> _Task prompt_:
Repeat each entry exactly and drop the pictures.

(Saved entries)
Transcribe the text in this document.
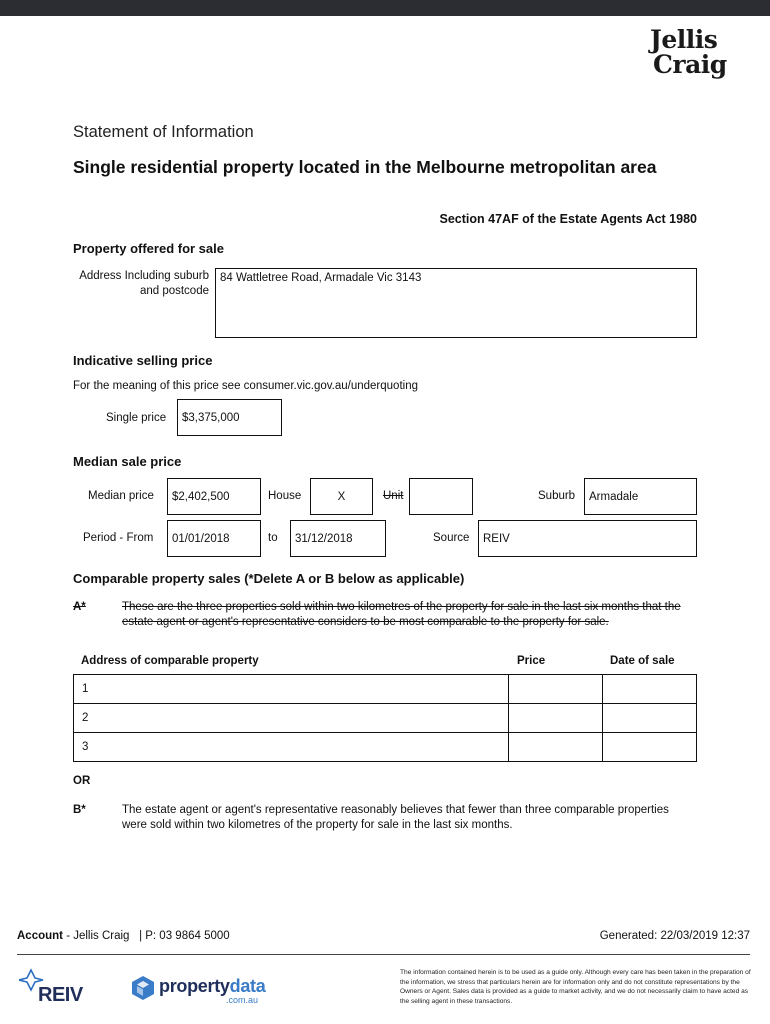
Jellis
Craig
Statement of Information
Single residential property located in the Melbourne metropolitan area
Section 47AF of the Estate Agents Act 1980
Property offered for sale
Address Including suburb and postcode
84 Wattletree Road, Armadale Vic 3143
Indicative selling price
For the meaning of this price see consumer.vic.gov.au/underquoting
Single price $3,375,000
Median sale price
Median price $2,402,500	House	X	Unit	Suburb Armadale
Period - From 01/01/2018	to 31/12/2018	Source REIV
Comparable property sales (*Delete A or B below as applicable)
A*	These are the three properties sold within two kilometres of the property for sale in the last six months that the estate agent or agent's representative considers to be most comparable to the property for sale.
Address of comparable property	Price	Date of sale
1		
2		
3		
OR
B*	The estate agent or agent's representative reasonably believes that fewer than three comparable properties were sold within two kilometres of the property for sale in the last six months.
Account - Jellis Craig | P: 03 9864 5000	Generated: 22/03/2019 12:37
REIV	propertydata
.com.au
The information contained herein is to be used as a guide only. Although every care has been taken in the preparation of the information, we stress that particulars herein are for information only and do not constitute representations by the Owners or Agent. Sales data is provided as a guide to market activity, and we do not necessarily claim to have acted as the selling agent in these transactions.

> _Written answer_:
Transcribe the text in this document.
Jellis
Craig
Statement of Information
Single residential property located in the Melbourne metropolitan area
Section 47AF of the Estate Agents Act 1980
Property offered for sale
Address Including suburb and postcode
84 Wattletree Road, Armadale Vic 3143
Indicative selling price
For the meaning of this price see consumer.vic.gov.au/underquoting
Single price $3,375,000
Median sale price
Median price $2,402,500	House	X	Unit	Suburb Armadale
Period - From 01/01/2018	to 31/12/2018	Source REIV
Comparable property sales (*Delete A or B below as applicable)
A*	These are the three properties sold within two kilometres of the property for sale in the last six months that the estate agent or agent's representative considers to be most comparable to the property for sale.
Address of comparable property	Price	Date of sale
1		
2		
3		
OR
B*	The estate agent or agent's representative reasonably believes that fewer than three comparable properties were sold within two kilometres of the property for sale in the last six months.
Account - Jellis Craig | P: 03 9864 5000	Generated: 22/03/2019 12:37
REIV	propertydata
.com.au
The information contained herein is to be used as a guide only. Although every care has been taken in the preparation of the information, we stress that particulars herein are for information only and do not constitute representations by the Owners or Agent. Sales data is provided as a guide to market activity, and we do not necessarily claim to have acted as the selling agent in these transactions.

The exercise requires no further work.